◆ THE PROBLEM: Give the entries back exactly, dropping each image.

## Start RECORDS SUPPLIED

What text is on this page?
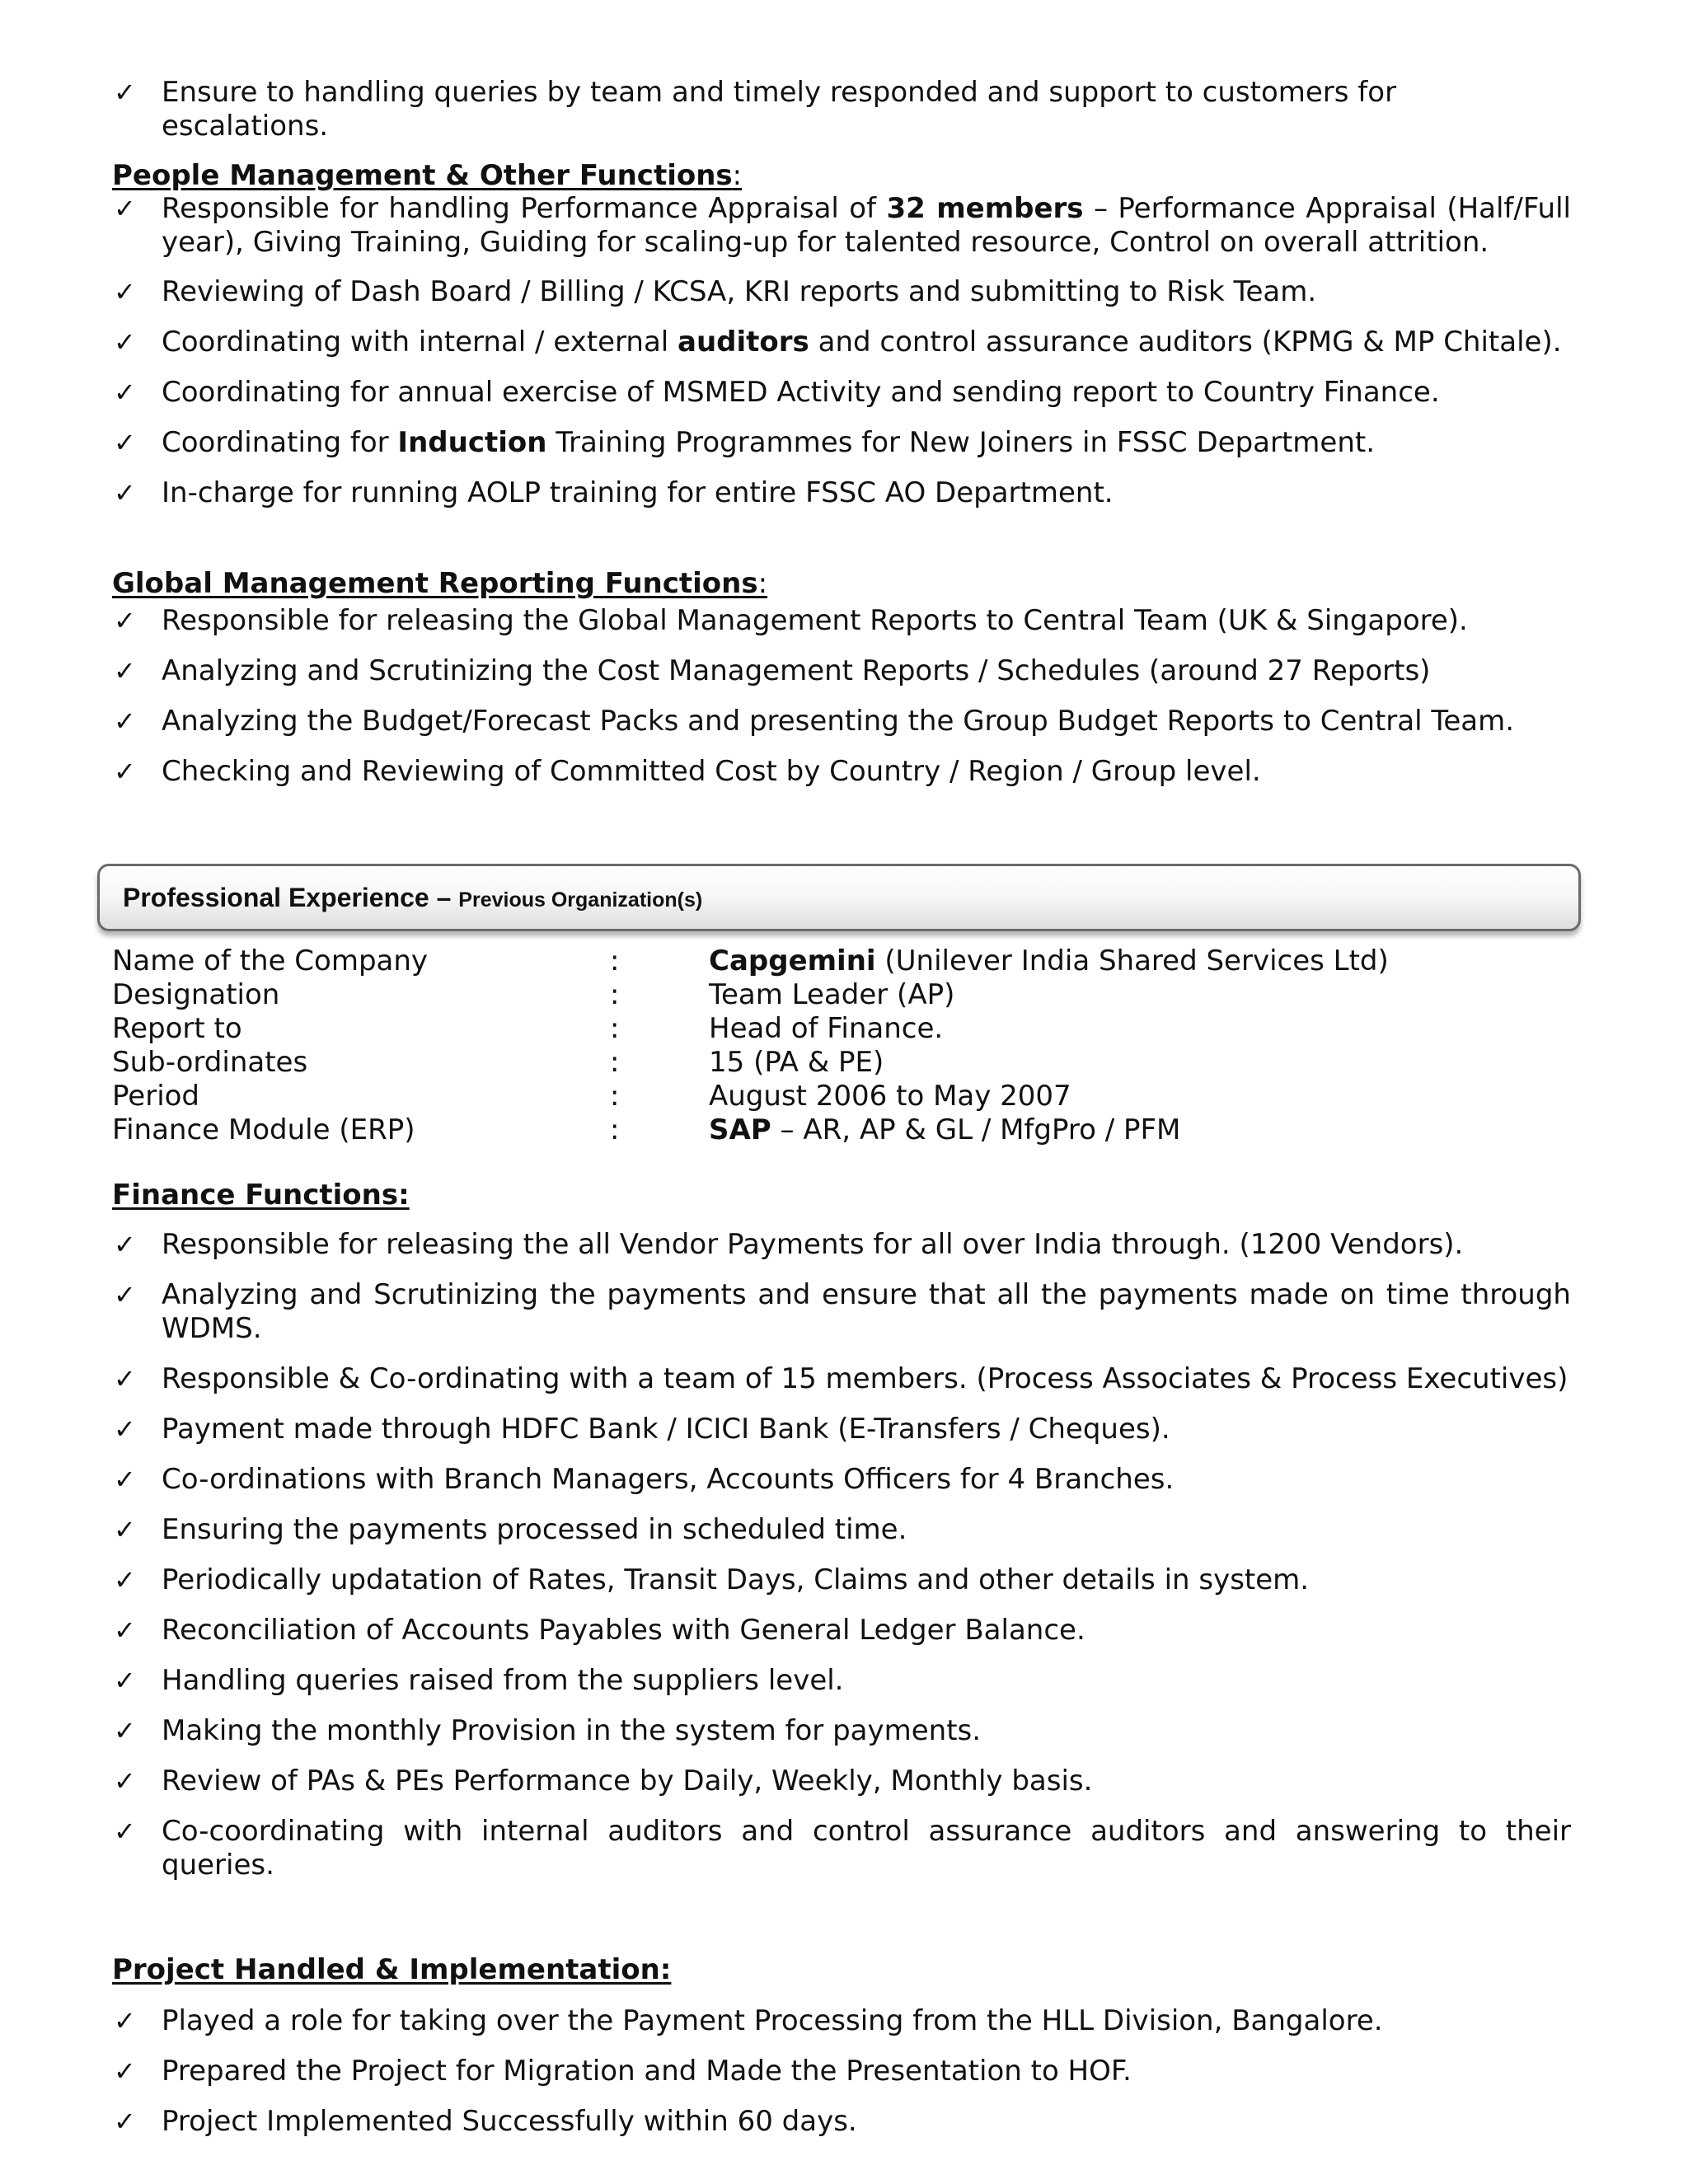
✓ Ensure to handling queries by team and timely responded and support to customers for escalations.
People Management & Other Functions:
✓ Responsible for handling Performance Appraisal of 32 members – Performance Appraisal (Half/Full year), Giving Training, Guiding for scaling-up for talented resource, Control on overall attrition.
✓ Reviewing of Dash Board / Billing / KCSA, KRI reports and submitting to Risk Team.
✓ Coordinating with internal / external auditors and control assurance auditors (KPMG & MP Chitale).
✓ Coordinating for annual exercise of MSMED Activity and sending report to Country Finance.
✓ Coordinating for Induction Training Programmes for New Joiners in FSSC Department.
✓ In-charge for running AOLP training for entire FSSC AO Department.
Global Management Reporting Functions:
✓ Responsible for releasing the Global Management Reports to Central Team (UK & Singapore).
✓ Analyzing and Scrutinizing the Cost Management Reports / Schedules (around 27 Reports)
✓ Analyzing the Budget/Forecast Packs and presenting the Group Budget Reports to Central Team.
✓ Checking and Reviewing of Committed Cost by Country / Region / Group level.
Professional Experience – Previous Organization(s)
Name of the Company	:	Capgemini (Unilever India Shared Services Ltd)
Designation	:	Team Leader (AP)
Report to	:	Head of Finance.
Sub-ordinates	:	15 (PA & PE)
Period	:	August 2006 to May 2007
Finance Module (ERP)	:	SAP – AR, AP & GL / MfgPro / PFM
Finance Functions:
✓ Responsible for releasing the all Vendor Payments for all over India through. (1200 Vendors).
✓ Analyzing and Scrutinizing the payments and ensure that all the payments made on time through WDMS.
✓ Responsible & Co-ordinating with a team of 15 members. (Process Associates & Process Executives)
✓ Payment made through HDFC Bank / ICICI Bank (E-Transfers / Cheques).
✓ Co-ordinations with Branch Managers, Accounts Officers for 4 Branches.
✓ Ensuring the payments processed in scheduled time.
✓ Periodically updatation of Rates, Transit Days, Claims and other details in system.
✓ Reconciliation of Accounts Payables with General Ledger Balance.
✓ Handling queries raised from the suppliers level.
✓ Making the monthly Provision in the system for payments.
✓ Review of PAs & PEs Performance by Daily, Weekly, Monthly basis.
✓ Co-coordinating with internal auditors and control assurance auditors and answering to their queries.
Project Handled & Implementation:
✓ Played a role for taking over the Payment Processing from the HLL Division, Bangalore.
✓ Prepared the Project for Migration and Made the Presentation to HOF.
✓ Project Implemented Successfully within 60 days.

## End RECORDS SUPPLIED

◆ SOLUTION TO THE PROBLEM:
What text is on this page?
✓ Ensure to handling queries by team and timely responded and support to customers for escalations.
People Management & Other Functions:
✓ Responsible for handling Performance Appraisal of 32 members – Performance Appraisal (Half/Full year), Giving Training, Guiding for scaling-up for talented resource, Control on overall attrition.
✓ Reviewing of Dash Board / Billing / KCSA, KRI reports and submitting to Risk Team.
✓ Coordinating with internal / external auditors and control assurance auditors (KPMG & MP Chitale).
✓ Coordinating for annual exercise of MSMED Activity and sending report to Country Finance.
✓ Coordinating for Induction Training Programmes for New Joiners in FSSC Department.
✓ In-charge for running AOLP training for entire FSSC AO Department.
Global Management Reporting Functions:
✓ Responsible for releasing the Global Management Reports to Central Team (UK & Singapore).
✓ Analyzing and Scrutinizing the Cost Management Reports / Schedules (around 27 Reports)
✓ Analyzing the Budget/Forecast Packs and presenting the Group Budget Reports to Central Team.
✓ Checking and Reviewing of Committed Cost by Country / Region / Group level.
Professional Experience – Previous Organization(s)
Name of the Company	:	Capgemini (Unilever India Shared Services Ltd)
Designation	:	Team Leader (AP)
Report to	:	Head of Finance.
Sub-ordinates	:	15 (PA & PE)
Period	:	August 2006 to May 2007
Finance Module (ERP)	:	SAP – AR, AP & GL / MfgPro / PFM
Finance Functions:
✓ Responsible for releasing the all Vendor Payments for all over India through. (1200 Vendors).
✓ Analyzing and Scrutinizing the payments and ensure that all the payments made on time through WDMS.
✓ Responsible & Co-ordinating with a team of 15 members. (Process Associates & Process Executives)
✓ Payment made through HDFC Bank / ICICI Bank (E-Transfers / Cheques).
✓ Co-ordinations with Branch Managers, Accounts Officers for 4 Branches.
✓ Ensuring the payments processed in scheduled time.
✓ Periodically updatation of Rates, Transit Days, Claims and other details in system.
✓ Reconciliation of Accounts Payables with General Ledger Balance.
✓ Handling queries raised from the suppliers level.
✓ Making the monthly Provision in the system for payments.
✓ Review of PAs & PEs Performance by Daily, Weekly, Monthly basis.
✓ Co-coordinating with internal auditors and control assurance auditors and answering to their queries.
Project Handled & Implementation:
✓ Played a role for taking over the Payment Processing from the HLL Division, Bangalore.
✓ Prepared the Project for Migration and Made the Presentation to HOF.
✓ Project Implemented Successfully within 60 days.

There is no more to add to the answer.